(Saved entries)
------------------------------------------------------------------------

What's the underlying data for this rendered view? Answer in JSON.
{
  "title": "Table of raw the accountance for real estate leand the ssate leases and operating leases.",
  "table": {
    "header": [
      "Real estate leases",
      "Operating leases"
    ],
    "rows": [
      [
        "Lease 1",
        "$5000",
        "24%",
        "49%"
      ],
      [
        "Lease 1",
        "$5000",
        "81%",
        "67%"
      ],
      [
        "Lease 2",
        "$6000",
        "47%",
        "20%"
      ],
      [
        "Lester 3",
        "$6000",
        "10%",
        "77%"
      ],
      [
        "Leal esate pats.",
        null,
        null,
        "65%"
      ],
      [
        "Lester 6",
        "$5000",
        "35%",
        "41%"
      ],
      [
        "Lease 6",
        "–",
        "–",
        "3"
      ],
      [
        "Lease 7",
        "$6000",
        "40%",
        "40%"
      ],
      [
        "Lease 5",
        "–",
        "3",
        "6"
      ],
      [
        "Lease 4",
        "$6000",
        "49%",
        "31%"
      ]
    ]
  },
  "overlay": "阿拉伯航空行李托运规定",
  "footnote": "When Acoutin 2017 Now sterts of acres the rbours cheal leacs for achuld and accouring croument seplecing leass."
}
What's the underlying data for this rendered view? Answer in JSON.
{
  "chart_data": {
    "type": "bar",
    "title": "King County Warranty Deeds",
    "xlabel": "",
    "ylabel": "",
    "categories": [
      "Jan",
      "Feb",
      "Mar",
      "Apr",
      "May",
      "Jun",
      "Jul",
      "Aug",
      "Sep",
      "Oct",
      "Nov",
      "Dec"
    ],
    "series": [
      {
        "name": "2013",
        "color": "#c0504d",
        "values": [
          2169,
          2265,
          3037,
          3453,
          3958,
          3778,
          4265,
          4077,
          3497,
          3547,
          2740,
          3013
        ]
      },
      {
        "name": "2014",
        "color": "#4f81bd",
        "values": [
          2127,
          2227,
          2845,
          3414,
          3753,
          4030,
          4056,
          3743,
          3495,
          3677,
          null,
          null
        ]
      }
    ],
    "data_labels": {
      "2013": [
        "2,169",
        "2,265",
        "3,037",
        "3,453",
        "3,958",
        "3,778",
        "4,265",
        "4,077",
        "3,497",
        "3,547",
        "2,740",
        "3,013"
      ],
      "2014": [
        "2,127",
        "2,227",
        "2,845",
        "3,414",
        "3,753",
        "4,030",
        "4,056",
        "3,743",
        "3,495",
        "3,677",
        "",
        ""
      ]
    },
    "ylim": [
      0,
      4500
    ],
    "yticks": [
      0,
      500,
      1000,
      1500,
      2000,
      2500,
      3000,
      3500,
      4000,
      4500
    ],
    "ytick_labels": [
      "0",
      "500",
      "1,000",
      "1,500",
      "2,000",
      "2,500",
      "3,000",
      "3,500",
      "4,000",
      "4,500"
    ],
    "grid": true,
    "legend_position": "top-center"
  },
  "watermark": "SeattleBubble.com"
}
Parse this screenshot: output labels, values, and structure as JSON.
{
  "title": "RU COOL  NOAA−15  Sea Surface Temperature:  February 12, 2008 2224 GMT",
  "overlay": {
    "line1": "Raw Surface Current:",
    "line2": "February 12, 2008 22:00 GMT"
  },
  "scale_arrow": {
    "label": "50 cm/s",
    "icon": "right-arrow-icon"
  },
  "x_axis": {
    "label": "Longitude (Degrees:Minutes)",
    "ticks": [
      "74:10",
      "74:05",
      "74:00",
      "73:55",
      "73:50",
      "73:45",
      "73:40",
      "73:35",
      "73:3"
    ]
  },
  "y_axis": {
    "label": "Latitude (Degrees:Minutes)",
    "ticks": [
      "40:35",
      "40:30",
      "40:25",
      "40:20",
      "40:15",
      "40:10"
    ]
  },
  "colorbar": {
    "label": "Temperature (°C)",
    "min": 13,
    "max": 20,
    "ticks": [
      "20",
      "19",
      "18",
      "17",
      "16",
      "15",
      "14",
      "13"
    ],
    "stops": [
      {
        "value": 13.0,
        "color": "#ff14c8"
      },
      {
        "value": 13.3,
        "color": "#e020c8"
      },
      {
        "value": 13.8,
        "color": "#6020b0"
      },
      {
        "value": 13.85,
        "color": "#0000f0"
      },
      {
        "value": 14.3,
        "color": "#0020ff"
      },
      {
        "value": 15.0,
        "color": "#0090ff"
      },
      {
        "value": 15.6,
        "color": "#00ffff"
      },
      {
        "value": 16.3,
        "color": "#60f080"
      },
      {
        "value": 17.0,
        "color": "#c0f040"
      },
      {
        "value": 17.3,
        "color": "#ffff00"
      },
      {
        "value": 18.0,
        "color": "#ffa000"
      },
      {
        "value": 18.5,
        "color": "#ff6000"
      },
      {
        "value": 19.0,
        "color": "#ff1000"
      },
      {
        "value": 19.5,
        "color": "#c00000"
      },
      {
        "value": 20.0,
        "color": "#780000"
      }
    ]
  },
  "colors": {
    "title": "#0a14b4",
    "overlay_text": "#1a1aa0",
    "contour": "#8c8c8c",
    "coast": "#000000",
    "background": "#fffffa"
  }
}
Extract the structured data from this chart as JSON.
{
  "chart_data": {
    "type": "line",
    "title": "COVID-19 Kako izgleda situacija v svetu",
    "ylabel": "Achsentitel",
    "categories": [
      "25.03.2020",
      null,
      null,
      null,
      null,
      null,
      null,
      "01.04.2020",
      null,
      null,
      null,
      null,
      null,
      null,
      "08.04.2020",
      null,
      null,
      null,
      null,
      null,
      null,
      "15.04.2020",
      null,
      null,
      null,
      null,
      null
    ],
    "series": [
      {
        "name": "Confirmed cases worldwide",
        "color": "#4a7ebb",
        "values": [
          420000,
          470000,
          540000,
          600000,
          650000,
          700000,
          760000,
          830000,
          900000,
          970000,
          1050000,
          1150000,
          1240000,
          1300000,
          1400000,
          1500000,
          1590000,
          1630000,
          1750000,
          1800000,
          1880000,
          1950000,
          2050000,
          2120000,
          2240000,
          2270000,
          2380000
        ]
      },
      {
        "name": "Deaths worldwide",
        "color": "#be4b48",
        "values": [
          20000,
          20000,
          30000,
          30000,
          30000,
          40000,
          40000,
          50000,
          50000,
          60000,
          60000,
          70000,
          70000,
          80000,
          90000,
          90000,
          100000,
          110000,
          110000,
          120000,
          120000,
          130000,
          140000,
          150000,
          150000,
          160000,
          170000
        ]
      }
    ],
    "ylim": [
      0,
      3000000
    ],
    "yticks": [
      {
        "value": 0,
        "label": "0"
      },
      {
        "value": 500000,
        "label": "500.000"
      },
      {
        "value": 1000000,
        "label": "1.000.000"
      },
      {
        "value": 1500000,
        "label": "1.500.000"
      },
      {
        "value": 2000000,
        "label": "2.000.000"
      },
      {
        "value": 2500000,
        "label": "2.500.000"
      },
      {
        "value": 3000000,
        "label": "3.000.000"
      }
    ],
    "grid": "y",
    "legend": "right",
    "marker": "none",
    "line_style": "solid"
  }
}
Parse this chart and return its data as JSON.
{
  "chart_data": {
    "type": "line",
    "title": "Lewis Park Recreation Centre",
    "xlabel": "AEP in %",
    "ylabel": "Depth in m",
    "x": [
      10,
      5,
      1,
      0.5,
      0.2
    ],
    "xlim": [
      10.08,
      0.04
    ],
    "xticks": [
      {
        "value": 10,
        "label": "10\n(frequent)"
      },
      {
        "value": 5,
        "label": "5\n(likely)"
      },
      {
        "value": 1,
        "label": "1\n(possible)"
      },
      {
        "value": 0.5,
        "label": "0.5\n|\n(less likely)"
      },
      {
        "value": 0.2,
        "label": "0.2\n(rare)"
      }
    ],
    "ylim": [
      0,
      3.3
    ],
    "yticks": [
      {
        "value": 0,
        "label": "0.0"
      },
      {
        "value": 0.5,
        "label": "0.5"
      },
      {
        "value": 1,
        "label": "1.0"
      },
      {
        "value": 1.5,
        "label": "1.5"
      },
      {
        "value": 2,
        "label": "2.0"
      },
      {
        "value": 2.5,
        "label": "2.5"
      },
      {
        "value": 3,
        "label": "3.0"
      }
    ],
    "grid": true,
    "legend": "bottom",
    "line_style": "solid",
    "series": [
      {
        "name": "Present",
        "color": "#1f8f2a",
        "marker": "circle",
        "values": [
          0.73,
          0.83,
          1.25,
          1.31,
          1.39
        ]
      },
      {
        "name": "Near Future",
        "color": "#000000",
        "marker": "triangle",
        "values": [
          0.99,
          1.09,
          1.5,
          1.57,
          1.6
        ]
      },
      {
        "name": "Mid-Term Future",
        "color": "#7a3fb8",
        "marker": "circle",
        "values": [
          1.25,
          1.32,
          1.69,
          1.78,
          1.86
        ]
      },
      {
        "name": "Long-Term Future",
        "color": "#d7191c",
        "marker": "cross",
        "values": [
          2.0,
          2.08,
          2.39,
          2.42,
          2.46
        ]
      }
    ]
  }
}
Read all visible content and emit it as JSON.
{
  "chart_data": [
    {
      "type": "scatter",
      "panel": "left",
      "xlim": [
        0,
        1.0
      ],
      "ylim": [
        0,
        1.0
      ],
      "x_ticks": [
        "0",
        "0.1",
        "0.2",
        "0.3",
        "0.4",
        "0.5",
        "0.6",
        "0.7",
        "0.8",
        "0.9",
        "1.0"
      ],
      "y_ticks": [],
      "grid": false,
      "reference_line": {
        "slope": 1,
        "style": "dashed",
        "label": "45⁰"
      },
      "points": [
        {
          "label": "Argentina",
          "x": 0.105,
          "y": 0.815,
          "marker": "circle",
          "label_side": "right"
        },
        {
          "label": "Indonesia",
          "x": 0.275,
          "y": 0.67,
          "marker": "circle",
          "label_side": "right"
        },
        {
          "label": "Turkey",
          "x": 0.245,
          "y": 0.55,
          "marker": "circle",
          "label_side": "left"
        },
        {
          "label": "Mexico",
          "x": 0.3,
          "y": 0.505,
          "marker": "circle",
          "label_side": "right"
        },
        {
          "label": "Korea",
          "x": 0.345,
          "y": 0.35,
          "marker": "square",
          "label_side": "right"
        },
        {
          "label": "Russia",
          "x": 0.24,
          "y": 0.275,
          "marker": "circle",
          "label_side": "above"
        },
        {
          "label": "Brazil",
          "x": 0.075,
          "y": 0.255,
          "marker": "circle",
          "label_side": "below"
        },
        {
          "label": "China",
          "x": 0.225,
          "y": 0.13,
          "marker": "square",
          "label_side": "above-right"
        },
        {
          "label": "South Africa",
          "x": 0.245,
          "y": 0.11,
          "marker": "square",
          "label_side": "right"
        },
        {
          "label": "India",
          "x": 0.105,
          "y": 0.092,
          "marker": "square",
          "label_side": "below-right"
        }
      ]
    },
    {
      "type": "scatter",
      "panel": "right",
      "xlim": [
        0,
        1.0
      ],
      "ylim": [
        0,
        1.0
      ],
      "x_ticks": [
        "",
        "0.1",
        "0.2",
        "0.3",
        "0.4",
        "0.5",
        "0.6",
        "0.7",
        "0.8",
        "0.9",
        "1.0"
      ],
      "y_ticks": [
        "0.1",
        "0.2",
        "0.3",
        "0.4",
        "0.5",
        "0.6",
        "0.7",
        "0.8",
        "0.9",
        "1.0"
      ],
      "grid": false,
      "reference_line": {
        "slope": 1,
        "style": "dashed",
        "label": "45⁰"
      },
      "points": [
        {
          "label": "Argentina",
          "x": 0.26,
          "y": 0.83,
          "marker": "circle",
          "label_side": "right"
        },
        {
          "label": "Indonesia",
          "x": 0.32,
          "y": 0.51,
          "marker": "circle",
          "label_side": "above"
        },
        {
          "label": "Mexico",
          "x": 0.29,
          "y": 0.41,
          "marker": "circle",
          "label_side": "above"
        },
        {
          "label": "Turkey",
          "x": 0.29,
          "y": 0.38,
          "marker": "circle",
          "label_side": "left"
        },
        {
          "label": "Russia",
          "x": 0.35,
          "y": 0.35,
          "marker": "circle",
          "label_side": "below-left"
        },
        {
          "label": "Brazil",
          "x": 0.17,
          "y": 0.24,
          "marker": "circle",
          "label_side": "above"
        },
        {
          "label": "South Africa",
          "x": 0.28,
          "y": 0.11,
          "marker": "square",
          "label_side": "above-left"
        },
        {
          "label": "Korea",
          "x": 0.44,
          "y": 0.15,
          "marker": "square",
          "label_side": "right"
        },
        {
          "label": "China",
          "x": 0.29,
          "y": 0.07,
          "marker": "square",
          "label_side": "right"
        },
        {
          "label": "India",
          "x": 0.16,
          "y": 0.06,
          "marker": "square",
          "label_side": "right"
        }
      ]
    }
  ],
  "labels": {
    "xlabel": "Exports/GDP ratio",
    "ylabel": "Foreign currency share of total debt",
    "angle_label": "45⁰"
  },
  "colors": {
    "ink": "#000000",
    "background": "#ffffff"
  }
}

------------------------------------------------------------------------

* _Your goal_
Report only the number of lines in the records that include the word "title".

* _Solution to the exercise_
6